SUPPLIED MATERIAL –
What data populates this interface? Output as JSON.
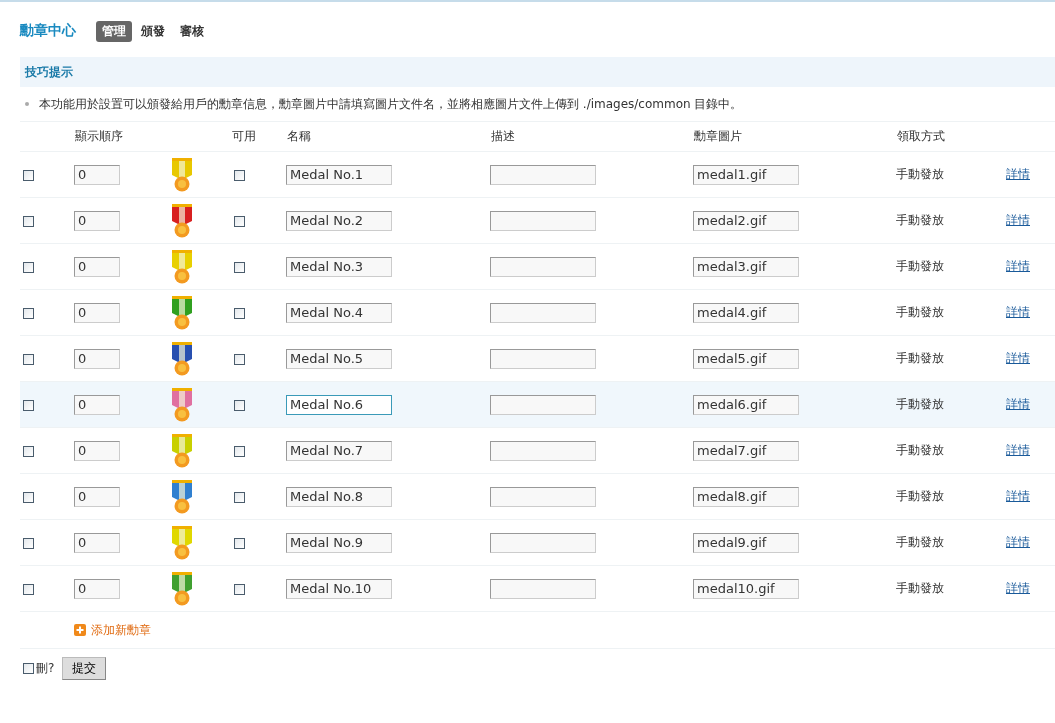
{
  "header": {
    "title": "勳章中心",
    "tabs": [
      {
        "label": "管理",
        "selected": true
      },
      {
        "label": "頒發",
        "selected": false
      },
      {
        "label": "審核",
        "selected": false
      }
    ]
  },
  "tips": {
    "title": "技巧提示",
    "items": [
      "本功能用於設置可以頒發給用戶的勳章信息，勳章圖片中請填寫圖片文件名，並將相應圖片文件上傳到 ./images/common 目錄中。"
    ]
  },
  "table": {
    "columns": [
      "顯示順序",
      "可用",
      "名稱",
      "描述",
      "勳章圖片",
      "領取方式"
    ],
    "rows": [
      {
        "selected": false,
        "order": "0",
        "color": "#e8c800",
        "enabled": false,
        "name": "Medal No.1",
        "image": "medal1.gif",
        "method": "手動發放",
        "detail": "詳情",
        "highlighted": false
      },
      {
        "selected": false,
        "order": "0",
        "color": "#d82020",
        "enabled": false,
        "name": "Medal No.2",
        "image": "medal2.gif",
        "method": "手動發放",
        "detail": "詳情",
        "highlighted": false
      },
      {
        "selected": false,
        "order": "0",
        "color": "#e8d000",
        "enabled": false,
        "name": "Medal No.3",
        "image": "medal3.gif",
        "method": "手動發放",
        "detail": "詳情",
        "highlighted": false
      },
      {
        "selected": false,
        "order": "0",
        "color": "#30a020",
        "enabled": false,
        "name": "Medal No.4",
        "image": "medal4.gif",
        "method": "手動發放",
        "detail": "詳情",
        "highlighted": false
      },
      {
        "selected": false,
        "order": "0",
        "color": "#2850b0",
        "enabled": false,
        "name": "Medal No.5",
        "image": "medal5.gif",
        "method": "手動發放",
        "detail": "詳情",
        "highlighted": false
      },
      {
        "selected": false,
        "order": "0",
        "color": "#e070a0",
        "enabled": false,
        "name": "Medal No.6",
        "image": "medal6.gif",
        "method": "手動發放",
        "detail": "詳情",
        "highlighted": true
      },
      {
        "selected": false,
        "order": "0",
        "color": "#c8d000",
        "enabled": false,
        "name": "Medal No.7",
        "image": "medal7.gif",
        "method": "手動發放",
        "detail": "詳情",
        "highlighted": false
      },
      {
        "selected": false,
        "order": "0",
        "color": "#3080d0",
        "enabled": false,
        "name": "Medal No.8",
        "image": "medal8.gif",
        "method": "手動發放",
        "detail": "詳情",
        "highlighted": false
      },
      {
        "selected": false,
        "order": "0",
        "color": "#e0d800",
        "enabled": false,
        "name": "Medal No.9",
        "image": "medal9.gif",
        "method": "手動發放",
        "detail": "詳情",
        "highlighted": false
      },
      {
        "selected": false,
        "order": "0",
        "color": "#40a030",
        "enabled": false,
        "name": "Medal No.10",
        "image": "medal10.gif",
        "method": "手動發放",
        "detail": "詳情",
        "highlighted": false
      }
    ]
  },
  "add_link": "添加新勳章",
  "footer": {
    "delete_label": "刪?",
    "delete_checked": false,
    "submit": "提交"
  }
}
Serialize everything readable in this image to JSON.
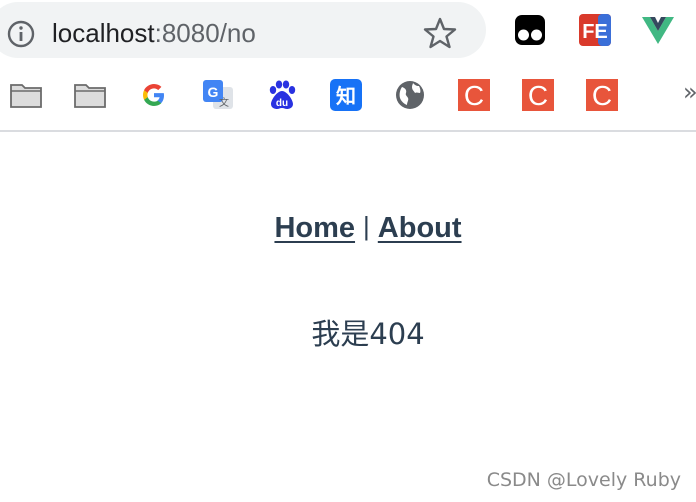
{
  "browser": {
    "url_host": "localhost",
    "url_rest": ":8080/no",
    "extensions": [
      {
        "icon": "tampermonkey-extension-icon"
      },
      {
        "icon": "fe-helper-extension-icon",
        "label": "FE"
      },
      {
        "icon": "vue-devtools-extension-icon"
      }
    ],
    "bookmarks": [
      {
        "icon": "folder-icon"
      },
      {
        "icon": "folder-icon"
      },
      {
        "icon": "google-icon",
        "label": "G"
      },
      {
        "icon": "google-translate-icon",
        "label": "G"
      },
      {
        "icon": "baidu-icon",
        "label": "du"
      },
      {
        "icon": "zhihu-icon",
        "label": "知"
      },
      {
        "icon": "globe-icon"
      },
      {
        "icon": "csdn-icon",
        "label": "C"
      },
      {
        "icon": "csdn-icon",
        "label": "C"
      },
      {
        "icon": "csdn-icon",
        "label": "C"
      }
    ],
    "more_bookmarks": "»"
  },
  "page": {
    "nav": {
      "home": "Home",
      "separator": "|",
      "about": "About"
    },
    "message": "我是404"
  },
  "watermark": "CSDN @Lovely Ruby",
  "colors": {
    "text": "#2c3e50",
    "csdn": "#e8553b",
    "zhihu": "#1772f6",
    "baidu": "#2932e1"
  }
}
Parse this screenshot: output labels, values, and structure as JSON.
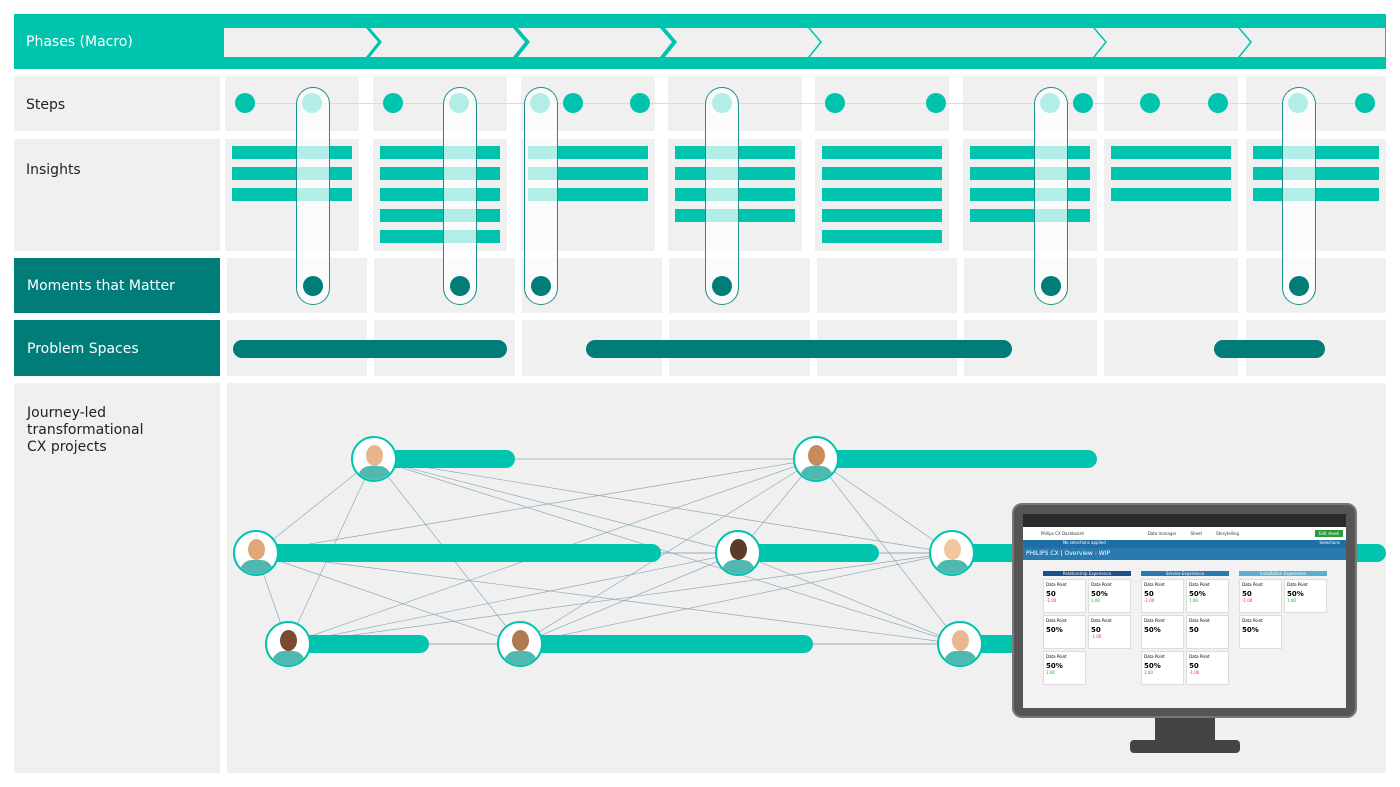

GIVEN EXERCISE – Without the pictures, restate all of the entries above verbatim.

RESULT OF THE EXERCISE –
What data populates this interface? Output as JSON.
{
  "header": {
    "title": "勳章中心",
    "tabs": [
      {
        "label": "管理",
        "selected": true
      },
      {
        "label": "頒發",
        "selected": false
      },
      {
        "label": "審核",
        "selected": false
      }
    ]
  },
  "tips": {
    "title": "技巧提示",
    "items": [
      "本功能用於設置可以頒發給用戶的勳章信息，勳章圖片中請填寫圖片文件名，並將相應圖片文件上傳到 ./images/common 目錄中。"
    ]
  },
  "table": {
    "columns": [
      "顯示順序",
      "可用",
      "名稱",
      "描述",
      "勳章圖片",
      "領取方式"
    ],
    "rows": [
      {
        "selected": false,
        "order": "0",
        "color": "#e8c800",
        "enabled": false,
        "name": "Medal No.1",
        "image": "medal1.gif",
        "method": "手動發放",
        "detail": "詳情",
        "highlighted": false
      },
      {
        "selected": false,
        "order": "0",
        "color": "#d82020",
        "enabled": false,
        "name": "Medal No.2",
        "image": "medal2.gif",
        "method": "手動發放",
        "detail": "詳情",
        "highlighted": false
      },
      {
        "selected": false,
        "order": "0",
        "color": "#e8d000",
        "enabled": false,
        "name": "Medal No.3",
        "image": "medal3.gif",
        "method": "手動發放",
        "detail": "詳情",
        "highlighted": false
      },
      {
        "selected": false,
        "order": "0",
        "color": "#30a020",
        "enabled": false,
        "name": "Medal No.4",
        "image": "medal4.gif",
        "method": "手動發放",
        "detail": "詳情",
        "highlighted": false
      },
      {
        "selected": false,
        "order": "0",
        "color": "#2850b0",
        "enabled": false,
        "name": "Medal No.5",
        "image": "medal5.gif",
        "method": "手動發放",
        "detail": "詳情",
        "highlighted": false
      },
      {
        "selected": false,
        "order": "0",
        "color": "#e070a0",
        "enabled": false,
        "name": "Medal No.6",
        "image": "medal6.gif",
        "method": "手動發放",
        "detail": "詳情",
        "highlighted": true
      },
      {
        "selected": false,
        "order": "0",
        "color": "#c8d000",
        "enabled": false,
        "name": "Medal No.7",
        "image": "medal7.gif",
        "method": "手動發放",
        "detail": "詳情",
        "highlighted": false
      },
      {
        "selected": false,
        "order": "0",
        "color": "#3080d0",
        "enabled": false,
        "name": "Medal No.8",
        "image": "medal8.gif",
        "method": "手動發放",
        "detail": "詳情",
        "highlighted": false
      },
      {
        "selected": false,
        "order": "0",
        "color": "#e0d800",
        "enabled": false,
        "name": "Medal No.9",
        "image": "medal9.gif",
        "method": "手動發放",
        "detail": "詳情",
        "highlighted": false
      },
      {
        "selected": false,
        "order": "0",
        "color": "#40a030",
        "enabled": false,
        "name": "Medal No.10",
        "image": "medal10.gif",
        "method": "手動發放",
        "detail": "詳情",
        "highlighted": false
      }
    ]
  },
  "add_link": "添加新勳章",
  "footer": {
    "delete_label": "刪?",
    "delete_checked": false,
    "submit": "提交"
  }
}
Serialize everything readable in this image to JSON.
{
  "browser": {
    "url_host": "localhost",
    "url_rest": ":8080/no",
    "extensions": [
      {
        "icon": "tampermonkey-extension-icon"
      },
      {
        "icon": "fe-helper-extension-icon",
        "label": "FE"
      },
      {
        "icon": "vue-devtools-extension-icon"
      }
    ],
    "bookmarks": [
      {
        "icon": "folder-icon"
      },
      {
        "icon": "folder-icon"
      },
      {
        "icon": "google-icon",
        "label": "G"
      },
      {
        "icon": "google-translate-icon",
        "label": "G"
      },
      {
        "icon": "baidu-icon",
        "label": "du"
      },
      {
        "icon": "zhihu-icon",
        "label": "知"
      },
      {
        "icon": "globe-icon"
      },
      {
        "icon": "csdn-icon",
        "label": "C"
      },
      {
        "icon": "csdn-icon",
        "label": "C"
      },
      {
        "icon": "csdn-icon",
        "label": "C"
      }
    ],
    "more_bookmarks": "»"
  },
  "page": {
    "nav": {
      "home": "Home",
      "separator": "|",
      "about": "About"
    },
    "message": "我是404"
  },
  "watermark": "CSDN @Lovely Ruby",
  "colors": {
    "text": "#2c3e50",
    "csdn": "#e8553b",
    "zhihu": "#1772f6",
    "baidu": "#2932e1"
  }
}
Parse this screenshot: output labels, values, and structure as JSON.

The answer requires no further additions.